**TASK TO COMPLETE**
Find the lines below that contain the string "Pharmacy". Copy each one.

* BEGIN GIVEN ENTRIES *

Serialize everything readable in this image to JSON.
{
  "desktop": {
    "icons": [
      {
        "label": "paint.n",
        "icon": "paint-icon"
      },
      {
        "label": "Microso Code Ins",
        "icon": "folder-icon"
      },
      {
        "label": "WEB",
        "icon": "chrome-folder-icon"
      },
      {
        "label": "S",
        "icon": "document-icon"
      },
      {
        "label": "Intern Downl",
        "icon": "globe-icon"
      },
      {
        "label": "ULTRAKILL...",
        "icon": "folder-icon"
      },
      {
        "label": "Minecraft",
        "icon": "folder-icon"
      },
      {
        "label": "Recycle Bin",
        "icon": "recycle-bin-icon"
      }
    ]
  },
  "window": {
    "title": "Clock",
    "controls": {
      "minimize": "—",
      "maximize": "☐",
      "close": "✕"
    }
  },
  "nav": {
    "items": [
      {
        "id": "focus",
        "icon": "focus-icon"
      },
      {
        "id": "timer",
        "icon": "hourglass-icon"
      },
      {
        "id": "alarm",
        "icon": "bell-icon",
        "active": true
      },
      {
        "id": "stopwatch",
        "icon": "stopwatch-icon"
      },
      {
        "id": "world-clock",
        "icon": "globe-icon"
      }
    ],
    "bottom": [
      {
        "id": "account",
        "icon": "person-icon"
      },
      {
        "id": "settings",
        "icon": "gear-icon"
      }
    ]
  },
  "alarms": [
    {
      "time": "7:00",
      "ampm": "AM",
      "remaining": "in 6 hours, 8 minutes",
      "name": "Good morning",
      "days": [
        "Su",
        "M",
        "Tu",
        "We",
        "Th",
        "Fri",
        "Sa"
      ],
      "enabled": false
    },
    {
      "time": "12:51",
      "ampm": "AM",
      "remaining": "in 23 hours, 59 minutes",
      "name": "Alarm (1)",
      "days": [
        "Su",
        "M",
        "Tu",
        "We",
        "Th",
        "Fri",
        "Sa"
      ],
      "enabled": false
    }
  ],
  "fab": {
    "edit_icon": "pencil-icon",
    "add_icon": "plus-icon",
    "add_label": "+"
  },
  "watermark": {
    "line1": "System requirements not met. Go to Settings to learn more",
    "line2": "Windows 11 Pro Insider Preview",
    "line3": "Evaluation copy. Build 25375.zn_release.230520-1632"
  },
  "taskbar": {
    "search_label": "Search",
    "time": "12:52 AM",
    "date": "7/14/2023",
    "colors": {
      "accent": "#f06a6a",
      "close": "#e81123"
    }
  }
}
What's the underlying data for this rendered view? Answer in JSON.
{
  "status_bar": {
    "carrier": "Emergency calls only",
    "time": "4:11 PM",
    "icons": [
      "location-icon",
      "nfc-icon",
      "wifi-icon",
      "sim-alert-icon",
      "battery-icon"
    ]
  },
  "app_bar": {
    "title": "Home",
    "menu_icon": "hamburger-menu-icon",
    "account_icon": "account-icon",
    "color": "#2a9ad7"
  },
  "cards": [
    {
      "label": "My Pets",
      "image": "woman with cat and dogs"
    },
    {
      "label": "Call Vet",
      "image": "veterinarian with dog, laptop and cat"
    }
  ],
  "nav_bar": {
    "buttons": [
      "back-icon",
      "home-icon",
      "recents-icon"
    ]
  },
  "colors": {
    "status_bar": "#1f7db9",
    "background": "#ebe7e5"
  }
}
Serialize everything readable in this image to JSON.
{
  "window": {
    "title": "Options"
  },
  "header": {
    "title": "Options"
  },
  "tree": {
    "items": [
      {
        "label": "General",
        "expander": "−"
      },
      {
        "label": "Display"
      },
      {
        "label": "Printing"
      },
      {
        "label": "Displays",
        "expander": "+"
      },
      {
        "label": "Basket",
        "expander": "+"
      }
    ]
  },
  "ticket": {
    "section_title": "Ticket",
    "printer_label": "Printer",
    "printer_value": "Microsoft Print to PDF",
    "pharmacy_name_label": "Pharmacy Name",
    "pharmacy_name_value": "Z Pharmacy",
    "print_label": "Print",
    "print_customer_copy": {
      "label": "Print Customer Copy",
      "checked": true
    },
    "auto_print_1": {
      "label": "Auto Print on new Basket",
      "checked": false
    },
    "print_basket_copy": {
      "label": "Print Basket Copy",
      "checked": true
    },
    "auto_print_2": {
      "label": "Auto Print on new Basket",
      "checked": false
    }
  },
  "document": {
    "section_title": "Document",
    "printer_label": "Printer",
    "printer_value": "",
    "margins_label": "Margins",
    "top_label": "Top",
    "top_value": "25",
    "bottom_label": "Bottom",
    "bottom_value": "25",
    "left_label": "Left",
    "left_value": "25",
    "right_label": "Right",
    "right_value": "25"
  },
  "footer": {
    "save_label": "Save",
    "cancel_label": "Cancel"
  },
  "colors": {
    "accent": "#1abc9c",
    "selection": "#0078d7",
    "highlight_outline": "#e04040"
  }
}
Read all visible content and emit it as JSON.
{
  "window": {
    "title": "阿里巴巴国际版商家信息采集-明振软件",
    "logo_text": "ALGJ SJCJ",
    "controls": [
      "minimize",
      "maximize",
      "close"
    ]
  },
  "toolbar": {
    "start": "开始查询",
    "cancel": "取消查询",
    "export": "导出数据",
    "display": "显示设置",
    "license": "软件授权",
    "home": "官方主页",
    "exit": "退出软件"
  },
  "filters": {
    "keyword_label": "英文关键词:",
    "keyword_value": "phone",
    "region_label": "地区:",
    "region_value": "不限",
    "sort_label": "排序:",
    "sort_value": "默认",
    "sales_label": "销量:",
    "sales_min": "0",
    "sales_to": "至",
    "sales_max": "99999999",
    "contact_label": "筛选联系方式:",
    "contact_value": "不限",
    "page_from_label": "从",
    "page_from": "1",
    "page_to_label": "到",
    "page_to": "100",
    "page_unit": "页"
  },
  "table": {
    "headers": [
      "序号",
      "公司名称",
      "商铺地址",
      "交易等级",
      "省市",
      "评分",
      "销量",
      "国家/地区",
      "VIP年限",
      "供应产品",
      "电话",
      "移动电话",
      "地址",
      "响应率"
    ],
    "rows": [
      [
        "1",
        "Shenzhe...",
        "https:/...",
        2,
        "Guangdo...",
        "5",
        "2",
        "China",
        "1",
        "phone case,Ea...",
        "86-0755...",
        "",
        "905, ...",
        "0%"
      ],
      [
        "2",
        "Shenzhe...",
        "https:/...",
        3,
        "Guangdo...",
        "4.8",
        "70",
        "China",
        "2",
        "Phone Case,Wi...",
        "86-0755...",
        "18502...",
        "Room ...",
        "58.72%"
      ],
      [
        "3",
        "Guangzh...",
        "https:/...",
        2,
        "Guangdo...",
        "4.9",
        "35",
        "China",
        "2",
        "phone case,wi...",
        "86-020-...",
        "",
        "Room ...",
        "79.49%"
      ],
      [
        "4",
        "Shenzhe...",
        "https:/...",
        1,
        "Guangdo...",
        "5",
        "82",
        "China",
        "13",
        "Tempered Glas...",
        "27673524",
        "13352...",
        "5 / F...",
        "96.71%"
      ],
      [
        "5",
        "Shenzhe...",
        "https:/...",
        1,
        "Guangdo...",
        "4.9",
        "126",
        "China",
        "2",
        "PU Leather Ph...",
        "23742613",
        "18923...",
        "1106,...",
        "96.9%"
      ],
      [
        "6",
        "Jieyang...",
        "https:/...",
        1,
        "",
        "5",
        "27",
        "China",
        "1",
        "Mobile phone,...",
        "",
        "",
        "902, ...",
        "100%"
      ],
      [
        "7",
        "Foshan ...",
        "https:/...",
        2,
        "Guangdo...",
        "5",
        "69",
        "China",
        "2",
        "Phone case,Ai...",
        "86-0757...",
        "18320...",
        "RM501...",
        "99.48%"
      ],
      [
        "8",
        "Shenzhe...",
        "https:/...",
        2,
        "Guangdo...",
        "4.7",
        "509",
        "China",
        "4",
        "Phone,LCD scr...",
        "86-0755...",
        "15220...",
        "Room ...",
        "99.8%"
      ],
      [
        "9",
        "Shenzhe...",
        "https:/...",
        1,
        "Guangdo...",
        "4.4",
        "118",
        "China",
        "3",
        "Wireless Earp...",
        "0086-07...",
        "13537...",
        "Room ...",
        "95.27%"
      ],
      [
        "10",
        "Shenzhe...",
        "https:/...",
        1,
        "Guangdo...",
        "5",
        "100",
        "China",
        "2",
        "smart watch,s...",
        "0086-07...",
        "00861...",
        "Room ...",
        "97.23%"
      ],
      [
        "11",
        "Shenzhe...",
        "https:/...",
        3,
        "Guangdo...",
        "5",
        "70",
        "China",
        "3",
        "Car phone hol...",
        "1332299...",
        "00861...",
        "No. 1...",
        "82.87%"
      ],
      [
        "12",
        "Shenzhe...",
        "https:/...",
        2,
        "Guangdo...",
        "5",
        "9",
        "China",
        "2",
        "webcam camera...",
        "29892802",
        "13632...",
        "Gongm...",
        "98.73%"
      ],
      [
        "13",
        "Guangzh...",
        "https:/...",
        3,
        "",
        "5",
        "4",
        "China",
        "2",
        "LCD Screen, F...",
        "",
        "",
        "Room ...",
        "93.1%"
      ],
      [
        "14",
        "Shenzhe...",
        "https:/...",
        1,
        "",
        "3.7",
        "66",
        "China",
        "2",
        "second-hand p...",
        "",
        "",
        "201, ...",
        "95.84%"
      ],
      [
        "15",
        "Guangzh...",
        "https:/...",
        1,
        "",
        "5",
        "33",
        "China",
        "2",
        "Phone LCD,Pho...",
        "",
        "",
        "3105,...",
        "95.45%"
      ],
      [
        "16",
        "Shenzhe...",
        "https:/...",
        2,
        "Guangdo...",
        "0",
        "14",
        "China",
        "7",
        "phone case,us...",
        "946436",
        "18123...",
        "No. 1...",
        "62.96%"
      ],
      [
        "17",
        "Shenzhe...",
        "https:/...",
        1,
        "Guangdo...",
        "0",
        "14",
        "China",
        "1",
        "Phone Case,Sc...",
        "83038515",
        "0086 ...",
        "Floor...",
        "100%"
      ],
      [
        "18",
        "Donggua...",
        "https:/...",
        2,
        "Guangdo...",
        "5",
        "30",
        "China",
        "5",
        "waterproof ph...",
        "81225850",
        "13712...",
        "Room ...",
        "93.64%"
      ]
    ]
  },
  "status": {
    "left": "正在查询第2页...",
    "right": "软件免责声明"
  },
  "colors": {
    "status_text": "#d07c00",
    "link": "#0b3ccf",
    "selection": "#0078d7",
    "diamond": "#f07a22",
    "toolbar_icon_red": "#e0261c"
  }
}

* END GIVEN ENTRIES *

**WRITTEN SOLUTION**
    "pharmacy_name_label": "Pharmacy Name",
    "pharmacy_name_value": "Z Pharmacy",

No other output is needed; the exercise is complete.